* _Directions for this task_: The whole of the data is to be duplicated precisely.

* _Supplied records_:
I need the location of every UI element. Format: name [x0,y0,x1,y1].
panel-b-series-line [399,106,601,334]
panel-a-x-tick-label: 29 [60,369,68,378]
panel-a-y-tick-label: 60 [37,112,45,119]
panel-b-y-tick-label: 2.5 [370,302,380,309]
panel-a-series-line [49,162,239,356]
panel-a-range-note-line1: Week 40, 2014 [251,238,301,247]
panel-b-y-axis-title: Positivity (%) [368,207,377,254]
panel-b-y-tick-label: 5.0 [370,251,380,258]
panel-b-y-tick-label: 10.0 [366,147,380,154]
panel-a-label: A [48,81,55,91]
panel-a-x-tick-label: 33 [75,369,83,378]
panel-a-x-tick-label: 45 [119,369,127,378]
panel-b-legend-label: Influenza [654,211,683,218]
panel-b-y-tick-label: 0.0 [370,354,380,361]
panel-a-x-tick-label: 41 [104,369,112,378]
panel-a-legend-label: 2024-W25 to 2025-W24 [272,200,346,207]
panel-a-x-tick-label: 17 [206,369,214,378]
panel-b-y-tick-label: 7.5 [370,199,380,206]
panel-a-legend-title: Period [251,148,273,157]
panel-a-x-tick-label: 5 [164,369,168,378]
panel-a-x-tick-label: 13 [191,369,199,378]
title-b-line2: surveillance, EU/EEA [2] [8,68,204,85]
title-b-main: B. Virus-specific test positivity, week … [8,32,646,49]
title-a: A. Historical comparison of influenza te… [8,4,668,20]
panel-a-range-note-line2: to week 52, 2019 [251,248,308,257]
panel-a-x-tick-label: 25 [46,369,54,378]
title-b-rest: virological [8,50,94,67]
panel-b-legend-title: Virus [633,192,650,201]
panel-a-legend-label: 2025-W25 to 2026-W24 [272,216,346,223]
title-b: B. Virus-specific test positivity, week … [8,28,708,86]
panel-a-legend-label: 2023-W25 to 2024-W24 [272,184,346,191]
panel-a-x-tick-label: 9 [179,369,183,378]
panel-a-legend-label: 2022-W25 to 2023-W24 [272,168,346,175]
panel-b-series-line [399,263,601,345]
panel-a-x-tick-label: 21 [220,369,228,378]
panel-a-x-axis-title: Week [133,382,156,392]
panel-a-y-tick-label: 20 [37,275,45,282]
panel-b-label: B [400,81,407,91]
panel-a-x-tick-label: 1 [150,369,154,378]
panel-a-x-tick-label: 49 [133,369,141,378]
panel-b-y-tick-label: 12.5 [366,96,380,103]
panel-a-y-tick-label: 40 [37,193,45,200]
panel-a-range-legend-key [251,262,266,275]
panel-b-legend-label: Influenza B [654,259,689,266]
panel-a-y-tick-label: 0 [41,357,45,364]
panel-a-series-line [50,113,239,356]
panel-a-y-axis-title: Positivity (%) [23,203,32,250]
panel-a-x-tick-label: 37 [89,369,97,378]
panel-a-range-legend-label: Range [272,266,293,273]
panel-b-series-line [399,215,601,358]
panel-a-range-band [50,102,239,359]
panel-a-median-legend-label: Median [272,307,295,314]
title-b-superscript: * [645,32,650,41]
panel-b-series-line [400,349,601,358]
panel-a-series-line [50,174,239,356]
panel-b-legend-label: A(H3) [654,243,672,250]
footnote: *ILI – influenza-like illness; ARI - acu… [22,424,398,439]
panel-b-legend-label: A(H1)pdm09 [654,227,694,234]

* _Output_:
I need the location of every UI element. Format: name [x0,y0,x1,y1].
panel-b-series-line [399,106,601,334]
panel-a-x-tick-label: 29 [60,369,68,378]
panel-a-y-tick-label: 60 [37,112,45,119]
panel-b-y-tick-label: 2.5 [370,302,380,309]
panel-a-series-line [49,162,239,356]
panel-a-range-note-line1: Week 40, 2014 [251,238,301,247]
panel-b-y-axis-title: Positivity (%) [368,207,377,254]
panel-b-y-tick-label: 5.0 [370,251,380,258]
panel-b-y-tick-label: 10.0 [366,147,380,154]
panel-a-label: A [48,81,55,91]
panel-a-x-tick-label: 33 [75,369,83,378]
panel-a-x-tick-label: 45 [119,369,127,378]
panel-b-legend-label: Influenza [654,211,683,218]
panel-b-y-tick-label: 0.0 [370,354,380,361]
panel-a-x-tick-label: 41 [104,369,112,378]
panel-a-legend-label: 2024-W25 to 2025-W24 [272,200,346,207]
panel-a-x-tick-label: 17 [206,369,214,378]
panel-b-y-tick-label: 7.5 [370,199,380,206]
panel-a-legend-title: Period [251,148,273,157]
panel-a-x-tick-label: 5 [164,369,168,378]
panel-a-x-tick-label: 13 [191,369,199,378]
title-b-line2: surveillance, EU/EEA [2] [8,68,204,85]
title-b-main: B. Virus-specific test positivity, week … [8,32,646,49]
title-a: A. Historical comparison of influenza te… [8,4,668,20]
panel-a-range-note-line2: to week 52, 2019 [251,248,308,257]
panel-a-x-tick-label: 25 [46,369,54,378]
title-b-rest: virological [8,50,94,67]
panel-b-legend-title: Virus [633,192,650,201]
panel-a-legend-label: 2025-W25 to 2026-W24 [272,216,346,223]
title-b: B. Virus-specific test positivity, week … [8,28,708,86]
panel-a-legend-label: 2023-W25 to 2024-W24 [272,184,346,191]
panel-a-x-tick-label: 9 [179,369,183,378]
panel-a-legend-label: 2022-W25 to 2023-W24 [272,168,346,175]
panel-b-series-line [399,263,601,345]
panel-a-x-tick-label: 21 [220,369,228,378]
panel-a-x-axis-title: Week [133,382,156,392]
panel-a-y-tick-label: 20 [37,275,45,282]
panel-b-label: B [400,81,407,91]
panel-a-x-tick-label: 1 [150,369,154,378]
panel-a-x-tick-label: 49 [133,369,141,378]
panel-b-y-tick-label: 12.5 [366,96,380,103]
panel-a-y-tick-label: 40 [37,193,45,200]
panel-a-range-legend-key [251,262,266,275]
panel-b-legend-label: Influenza B [654,259,689,266]
panel-a-y-tick-label: 0 [41,357,45,364]
panel-a-series-line [50,113,239,356]
panel-a-y-axis-title: Positivity (%) [23,203,32,250]
panel-a-x-tick-label: 37 [89,369,97,378]
panel-a-range-legend-label: Range [272,266,293,273]
panel-b-series-line [399,215,601,358]
panel-a-range-band [50,102,239,359]
panel-a-median-legend-label: Median [272,307,295,314]
title-b-superscript: * [645,32,650,41]
panel-b-series-line [400,349,601,358]
panel-a-series-line [50,174,239,356]
panel-b-legend-label: A(H3) [654,243,672,250]
footnote: *ILI – influenza-like illness; ARI - acu… [22,424,398,439]
panel-b-legend-label: A(H1)pdm09 [654,227,694,234]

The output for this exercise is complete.